= Stated exercise =
From the line containing "Convert this document image to plain text." through the last line of the entries below, repeat each line word for word and leave out the rest.

## Begin Materials provided

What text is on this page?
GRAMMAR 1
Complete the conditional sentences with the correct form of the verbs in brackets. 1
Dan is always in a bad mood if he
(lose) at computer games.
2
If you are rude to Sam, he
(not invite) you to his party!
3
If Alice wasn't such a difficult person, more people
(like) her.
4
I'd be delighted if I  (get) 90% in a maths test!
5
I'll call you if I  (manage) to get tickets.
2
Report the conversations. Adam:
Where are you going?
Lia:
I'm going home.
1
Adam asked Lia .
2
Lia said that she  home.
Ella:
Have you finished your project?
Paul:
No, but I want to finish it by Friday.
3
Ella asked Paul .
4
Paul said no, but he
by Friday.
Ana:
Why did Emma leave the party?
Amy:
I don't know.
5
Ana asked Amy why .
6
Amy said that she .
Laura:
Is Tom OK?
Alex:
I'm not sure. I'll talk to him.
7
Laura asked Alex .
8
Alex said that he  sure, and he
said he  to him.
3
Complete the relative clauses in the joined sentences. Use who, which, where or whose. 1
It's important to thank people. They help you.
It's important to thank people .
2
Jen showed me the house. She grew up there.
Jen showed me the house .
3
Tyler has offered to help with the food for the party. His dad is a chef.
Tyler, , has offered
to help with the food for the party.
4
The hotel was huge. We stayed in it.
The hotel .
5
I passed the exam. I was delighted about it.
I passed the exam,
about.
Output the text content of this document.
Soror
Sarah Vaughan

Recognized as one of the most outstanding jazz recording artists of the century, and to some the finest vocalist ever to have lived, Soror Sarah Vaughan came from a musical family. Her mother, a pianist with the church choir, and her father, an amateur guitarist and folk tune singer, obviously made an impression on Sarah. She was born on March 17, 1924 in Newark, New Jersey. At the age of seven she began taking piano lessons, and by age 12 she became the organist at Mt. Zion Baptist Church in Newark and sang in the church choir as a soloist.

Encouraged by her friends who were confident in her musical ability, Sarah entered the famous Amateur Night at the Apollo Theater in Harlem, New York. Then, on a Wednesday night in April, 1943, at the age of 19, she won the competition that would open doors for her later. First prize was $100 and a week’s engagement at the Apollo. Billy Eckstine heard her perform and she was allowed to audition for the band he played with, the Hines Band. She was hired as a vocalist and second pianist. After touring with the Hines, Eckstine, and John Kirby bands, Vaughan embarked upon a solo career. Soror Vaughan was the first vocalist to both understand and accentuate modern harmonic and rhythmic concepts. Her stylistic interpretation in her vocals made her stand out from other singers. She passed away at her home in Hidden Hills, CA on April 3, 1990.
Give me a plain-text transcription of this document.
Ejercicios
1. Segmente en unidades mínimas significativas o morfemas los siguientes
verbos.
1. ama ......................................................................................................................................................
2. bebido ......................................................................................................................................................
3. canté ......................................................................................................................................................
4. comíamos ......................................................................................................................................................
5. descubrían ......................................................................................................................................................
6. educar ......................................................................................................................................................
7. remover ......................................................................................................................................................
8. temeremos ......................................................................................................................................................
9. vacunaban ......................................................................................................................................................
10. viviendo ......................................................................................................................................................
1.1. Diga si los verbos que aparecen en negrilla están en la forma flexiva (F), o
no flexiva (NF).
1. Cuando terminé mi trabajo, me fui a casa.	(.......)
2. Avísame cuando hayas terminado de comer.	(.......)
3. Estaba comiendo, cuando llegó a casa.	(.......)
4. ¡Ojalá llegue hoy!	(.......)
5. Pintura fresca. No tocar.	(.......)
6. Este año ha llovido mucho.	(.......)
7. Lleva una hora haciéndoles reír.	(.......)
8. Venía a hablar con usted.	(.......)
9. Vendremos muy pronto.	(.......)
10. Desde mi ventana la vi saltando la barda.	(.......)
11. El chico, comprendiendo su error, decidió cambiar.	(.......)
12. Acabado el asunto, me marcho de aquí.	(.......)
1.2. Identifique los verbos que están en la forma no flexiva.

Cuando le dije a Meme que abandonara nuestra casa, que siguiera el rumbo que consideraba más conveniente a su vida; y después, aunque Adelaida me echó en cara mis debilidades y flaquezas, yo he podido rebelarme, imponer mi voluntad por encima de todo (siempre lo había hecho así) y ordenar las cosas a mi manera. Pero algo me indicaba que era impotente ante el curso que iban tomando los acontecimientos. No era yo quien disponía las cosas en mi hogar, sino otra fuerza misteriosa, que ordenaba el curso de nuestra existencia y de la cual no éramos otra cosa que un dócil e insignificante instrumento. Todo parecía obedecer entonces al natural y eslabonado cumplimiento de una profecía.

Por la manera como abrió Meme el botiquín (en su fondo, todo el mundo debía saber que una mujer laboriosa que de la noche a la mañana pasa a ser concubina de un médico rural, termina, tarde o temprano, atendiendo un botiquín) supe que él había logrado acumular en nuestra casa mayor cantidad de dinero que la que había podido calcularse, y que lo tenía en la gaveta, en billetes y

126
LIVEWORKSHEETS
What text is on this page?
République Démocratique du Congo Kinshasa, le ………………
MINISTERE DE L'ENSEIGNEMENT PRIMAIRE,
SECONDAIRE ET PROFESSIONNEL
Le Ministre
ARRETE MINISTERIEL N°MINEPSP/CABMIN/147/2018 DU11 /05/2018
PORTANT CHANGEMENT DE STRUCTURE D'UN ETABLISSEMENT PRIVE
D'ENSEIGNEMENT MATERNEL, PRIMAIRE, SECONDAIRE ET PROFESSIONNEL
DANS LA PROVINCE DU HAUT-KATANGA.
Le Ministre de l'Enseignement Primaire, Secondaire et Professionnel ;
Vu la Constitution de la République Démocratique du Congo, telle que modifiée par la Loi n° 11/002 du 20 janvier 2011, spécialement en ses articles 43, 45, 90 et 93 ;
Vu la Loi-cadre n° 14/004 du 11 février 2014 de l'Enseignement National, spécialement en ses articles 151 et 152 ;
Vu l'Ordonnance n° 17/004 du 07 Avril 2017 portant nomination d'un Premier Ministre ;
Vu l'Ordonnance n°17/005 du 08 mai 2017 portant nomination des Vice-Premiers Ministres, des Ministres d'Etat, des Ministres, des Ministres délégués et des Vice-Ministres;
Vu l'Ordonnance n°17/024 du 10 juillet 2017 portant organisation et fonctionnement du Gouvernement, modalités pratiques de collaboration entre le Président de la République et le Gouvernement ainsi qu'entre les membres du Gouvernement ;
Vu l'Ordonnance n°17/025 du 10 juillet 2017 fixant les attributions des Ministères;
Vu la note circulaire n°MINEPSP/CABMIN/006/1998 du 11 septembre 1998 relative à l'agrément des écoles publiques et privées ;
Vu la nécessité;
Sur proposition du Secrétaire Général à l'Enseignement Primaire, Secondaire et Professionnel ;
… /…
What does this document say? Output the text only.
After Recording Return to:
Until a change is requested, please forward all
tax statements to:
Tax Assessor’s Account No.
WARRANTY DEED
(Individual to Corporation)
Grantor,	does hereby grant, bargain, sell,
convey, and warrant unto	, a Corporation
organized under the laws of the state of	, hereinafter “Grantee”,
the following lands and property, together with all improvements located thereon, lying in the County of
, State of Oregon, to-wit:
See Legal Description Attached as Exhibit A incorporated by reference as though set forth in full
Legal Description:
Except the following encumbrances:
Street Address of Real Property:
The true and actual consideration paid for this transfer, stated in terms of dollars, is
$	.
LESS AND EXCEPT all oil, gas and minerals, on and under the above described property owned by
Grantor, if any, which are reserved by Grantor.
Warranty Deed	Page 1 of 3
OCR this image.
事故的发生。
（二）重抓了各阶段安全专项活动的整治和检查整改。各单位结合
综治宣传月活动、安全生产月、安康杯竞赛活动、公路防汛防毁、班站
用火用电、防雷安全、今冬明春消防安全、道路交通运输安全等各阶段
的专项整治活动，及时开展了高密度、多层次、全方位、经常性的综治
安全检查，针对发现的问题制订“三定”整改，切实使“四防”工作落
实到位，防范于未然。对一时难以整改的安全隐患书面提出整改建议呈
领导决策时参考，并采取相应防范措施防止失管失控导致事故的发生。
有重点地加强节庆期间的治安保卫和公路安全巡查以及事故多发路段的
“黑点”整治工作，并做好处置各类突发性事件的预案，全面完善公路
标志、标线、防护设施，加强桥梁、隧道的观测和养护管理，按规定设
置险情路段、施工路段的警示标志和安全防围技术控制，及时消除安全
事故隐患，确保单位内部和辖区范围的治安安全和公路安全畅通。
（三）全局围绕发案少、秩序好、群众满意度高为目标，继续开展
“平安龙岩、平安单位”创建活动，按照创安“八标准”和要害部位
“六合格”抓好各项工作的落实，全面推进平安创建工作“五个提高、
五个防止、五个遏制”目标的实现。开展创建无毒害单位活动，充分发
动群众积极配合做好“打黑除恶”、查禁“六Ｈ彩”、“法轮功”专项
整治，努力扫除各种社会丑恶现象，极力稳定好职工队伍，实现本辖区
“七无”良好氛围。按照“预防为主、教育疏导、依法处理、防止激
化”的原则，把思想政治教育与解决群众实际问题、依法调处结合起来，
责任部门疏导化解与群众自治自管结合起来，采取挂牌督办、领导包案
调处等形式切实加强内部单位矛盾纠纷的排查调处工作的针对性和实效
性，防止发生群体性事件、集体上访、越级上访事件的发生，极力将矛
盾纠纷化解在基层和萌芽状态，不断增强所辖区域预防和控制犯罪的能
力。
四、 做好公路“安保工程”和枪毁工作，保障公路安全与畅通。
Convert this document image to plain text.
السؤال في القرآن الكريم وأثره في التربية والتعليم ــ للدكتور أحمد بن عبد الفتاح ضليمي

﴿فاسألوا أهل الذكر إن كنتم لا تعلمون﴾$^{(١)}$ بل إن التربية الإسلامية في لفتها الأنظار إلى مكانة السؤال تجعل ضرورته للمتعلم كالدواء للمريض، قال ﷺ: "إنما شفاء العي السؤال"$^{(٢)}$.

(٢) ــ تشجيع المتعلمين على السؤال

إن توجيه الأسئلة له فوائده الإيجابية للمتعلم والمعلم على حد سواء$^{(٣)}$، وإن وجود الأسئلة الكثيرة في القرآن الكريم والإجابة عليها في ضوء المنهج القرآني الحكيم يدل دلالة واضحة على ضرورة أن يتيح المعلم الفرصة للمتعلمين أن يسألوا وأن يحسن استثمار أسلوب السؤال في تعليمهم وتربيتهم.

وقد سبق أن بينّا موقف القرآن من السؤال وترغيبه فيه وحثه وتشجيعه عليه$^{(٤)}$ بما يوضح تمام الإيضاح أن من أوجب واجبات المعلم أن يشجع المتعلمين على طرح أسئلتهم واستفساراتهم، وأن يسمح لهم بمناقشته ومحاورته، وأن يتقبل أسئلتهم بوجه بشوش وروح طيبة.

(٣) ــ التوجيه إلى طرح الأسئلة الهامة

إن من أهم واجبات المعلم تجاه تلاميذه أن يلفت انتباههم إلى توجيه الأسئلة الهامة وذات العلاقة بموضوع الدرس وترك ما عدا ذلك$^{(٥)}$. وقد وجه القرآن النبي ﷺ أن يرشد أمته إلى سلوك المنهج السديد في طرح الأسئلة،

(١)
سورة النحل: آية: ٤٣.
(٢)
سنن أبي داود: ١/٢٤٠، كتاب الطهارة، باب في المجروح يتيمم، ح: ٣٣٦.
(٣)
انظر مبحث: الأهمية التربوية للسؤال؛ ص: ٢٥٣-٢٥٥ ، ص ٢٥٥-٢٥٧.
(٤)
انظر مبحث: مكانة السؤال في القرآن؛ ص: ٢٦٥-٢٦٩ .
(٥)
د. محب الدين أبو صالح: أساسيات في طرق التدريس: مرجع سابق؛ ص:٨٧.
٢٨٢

## End Materials provided

= Response for this exercise =
Convert this document image to plain text.
السؤال في القرآن الكريم وأثره في التربية والتعليم ــ للدكتور أحمد بن عبد الفتاح ضليمي

﴿فاسألوا أهل الذكر إن كنتم لا تعلمون﴾$^{(١)}$ بل إن التربية الإسلامية في لفتها الأنظار إلى مكانة السؤال تجعل ضرورته للمتعلم كالدواء للمريض، قال ﷺ: "إنما شفاء العي السؤال"$^{(٢)}$.

(٢) ــ تشجيع المتعلمين على السؤال

إن توجيه الأسئلة له فوائده الإيجابية للمتعلم والمعلم على حد سواء$^{(٣)}$، وإن وجود الأسئلة الكثيرة في القرآن الكريم والإجابة عليها في ضوء المنهج القرآني الحكيم يدل دلالة واضحة على ضرورة أن يتيح المعلم الفرصة للمتعلمين أن يسألوا وأن يحسن استثمار أسلوب السؤال في تعليمهم وتربيتهم.

وقد سبق أن بينّا موقف القرآن من السؤال وترغيبه فيه وحثه وتشجيعه عليه$^{(٤)}$ بما يوضح تمام الإيضاح أن من أوجب واجبات المعلم أن يشجع المتعلمين على طرح أسئلتهم واستفساراتهم، وأن يسمح لهم بمناقشته ومحاورته، وأن يتقبل أسئلتهم بوجه بشوش وروح طيبة.

(٣) ــ التوجيه إلى طرح الأسئلة الهامة

إن من أهم واجبات المعلم تجاه تلاميذه أن يلفت انتباههم إلى توجيه الأسئلة الهامة وذات العلاقة بموضوع الدرس وترك ما عدا ذلك$^{(٥)}$. وقد وجه القرآن النبي ﷺ أن يرشد أمته إلى سلوك المنهج السديد في طرح الأسئلة،

(١)
سورة النحل: آية: ٤٣.
(٢)
سنن أبي داود: ١/٢٤٠، كتاب الطهارة، باب في المجروح يتيمم، ح: ٣٣٦.
(٣)
انظر مبحث: الأهمية التربوية للسؤال؛ ص: ٢٥٣-٢٥٥ ، ص ٢٥٥-٢٥٧.
(٤)
انظر مبحث: مكانة السؤال في القرآن؛ ص: ٢٦٥-٢٦٩ .
(٥)
د. محب الدين أبو صالح: أساسيات في طرق التدريس: مرجع سابق؛ ص:٨٧.
٢٨٢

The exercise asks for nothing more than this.